= TASK DESCRIPTION =
Repeat what the lines below say, word for word, and skip every image.

= DATA EXCERPTS =
■ ■ ■

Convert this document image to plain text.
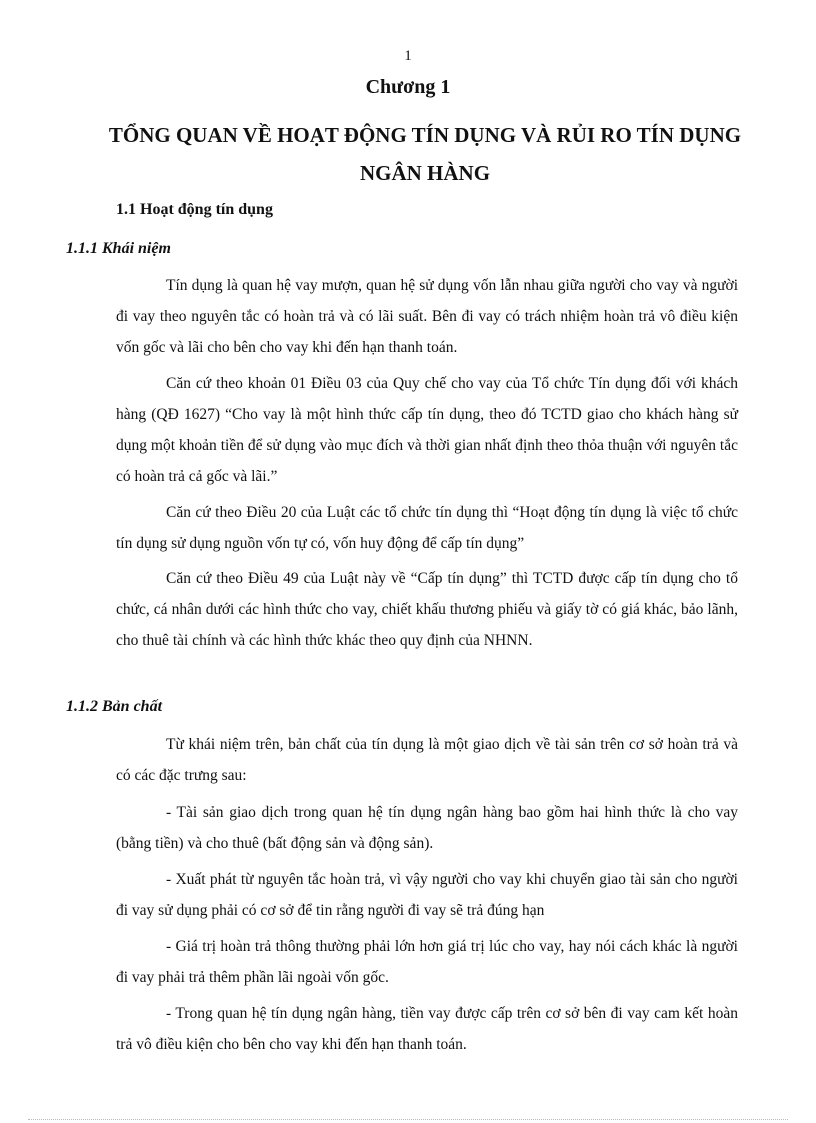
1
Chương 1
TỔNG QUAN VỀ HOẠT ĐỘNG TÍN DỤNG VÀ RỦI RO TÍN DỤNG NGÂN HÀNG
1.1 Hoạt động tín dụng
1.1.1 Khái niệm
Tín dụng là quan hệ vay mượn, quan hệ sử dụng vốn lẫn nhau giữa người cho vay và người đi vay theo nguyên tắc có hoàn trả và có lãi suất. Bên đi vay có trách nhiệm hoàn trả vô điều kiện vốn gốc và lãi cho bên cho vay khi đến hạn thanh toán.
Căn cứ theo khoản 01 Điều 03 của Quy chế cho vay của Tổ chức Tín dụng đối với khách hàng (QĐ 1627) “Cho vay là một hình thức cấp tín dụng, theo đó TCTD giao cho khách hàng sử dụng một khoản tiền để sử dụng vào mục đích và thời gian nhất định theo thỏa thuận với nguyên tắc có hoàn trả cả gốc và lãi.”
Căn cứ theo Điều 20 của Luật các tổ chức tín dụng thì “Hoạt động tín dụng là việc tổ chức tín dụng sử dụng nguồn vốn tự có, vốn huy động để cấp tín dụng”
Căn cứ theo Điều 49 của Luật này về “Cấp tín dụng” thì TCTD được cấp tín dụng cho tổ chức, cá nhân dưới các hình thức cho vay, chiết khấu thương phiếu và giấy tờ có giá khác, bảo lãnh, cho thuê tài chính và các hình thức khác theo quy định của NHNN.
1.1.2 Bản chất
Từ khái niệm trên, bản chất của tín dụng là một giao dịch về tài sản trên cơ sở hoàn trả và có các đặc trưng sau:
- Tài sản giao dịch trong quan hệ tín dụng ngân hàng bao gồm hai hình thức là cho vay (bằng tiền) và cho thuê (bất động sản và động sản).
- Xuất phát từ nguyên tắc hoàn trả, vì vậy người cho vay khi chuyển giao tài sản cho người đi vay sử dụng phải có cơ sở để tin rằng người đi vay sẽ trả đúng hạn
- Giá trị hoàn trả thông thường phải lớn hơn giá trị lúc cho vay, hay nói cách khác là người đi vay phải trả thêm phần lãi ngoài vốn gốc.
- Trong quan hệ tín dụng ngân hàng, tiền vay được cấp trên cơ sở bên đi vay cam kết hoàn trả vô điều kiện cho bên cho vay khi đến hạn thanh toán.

■ ■ ■

= RESPONSE =
Convert this document image to plain text.
1
Chương 1
TỔNG QUAN VỀ HOẠT ĐỘNG TÍN DỤNG VÀ RỦI RO TÍN DỤNG NGÂN HÀNG
1.1 Hoạt động tín dụng
1.1.1 Khái niệm
Tín dụng là quan hệ vay mượn, quan hệ sử dụng vốn lẫn nhau giữa người cho vay và người đi vay theo nguyên tắc có hoàn trả và có lãi suất. Bên đi vay có trách nhiệm hoàn trả vô điều kiện vốn gốc và lãi cho bên cho vay khi đến hạn thanh toán.
Căn cứ theo khoản 01 Điều 03 của Quy chế cho vay của Tổ chức Tín dụng đối với khách hàng (QĐ 1627) “Cho vay là một hình thức cấp tín dụng, theo đó TCTD giao cho khách hàng sử dụng một khoản tiền để sử dụng vào mục đích và thời gian nhất định theo thỏa thuận với nguyên tắc có hoàn trả cả gốc và lãi.”
Căn cứ theo Điều 20 của Luật các tổ chức tín dụng thì “Hoạt động tín dụng là việc tổ chức tín dụng sử dụng nguồn vốn tự có, vốn huy động để cấp tín dụng”
Căn cứ theo Điều 49 của Luật này về “Cấp tín dụng” thì TCTD được cấp tín dụng cho tổ chức, cá nhân dưới các hình thức cho vay, chiết khấu thương phiếu và giấy tờ có giá khác, bảo lãnh, cho thuê tài chính và các hình thức khác theo quy định của NHNN.
1.1.2 Bản chất
Từ khái niệm trên, bản chất của tín dụng là một giao dịch về tài sản trên cơ sở hoàn trả và có các đặc trưng sau:
- Tài sản giao dịch trong quan hệ tín dụng ngân hàng bao gồm hai hình thức là cho vay (bằng tiền) và cho thuê (bất động sản và động sản).
- Xuất phát từ nguyên tắc hoàn trả, vì vậy người cho vay khi chuyển giao tài sản cho người đi vay sử dụng phải có cơ sở để tin rằng người đi vay sẽ trả đúng hạn
- Giá trị hoàn trả thông thường phải lớn hơn giá trị lúc cho vay, hay nói cách khác là người đi vay phải trả thêm phần lãi ngoài vốn gốc.
- Trong quan hệ tín dụng ngân hàng, tiền vay được cấp trên cơ sở bên đi vay cam kết hoàn trả vô điều kiện cho bên cho vay khi đến hạn thanh toán.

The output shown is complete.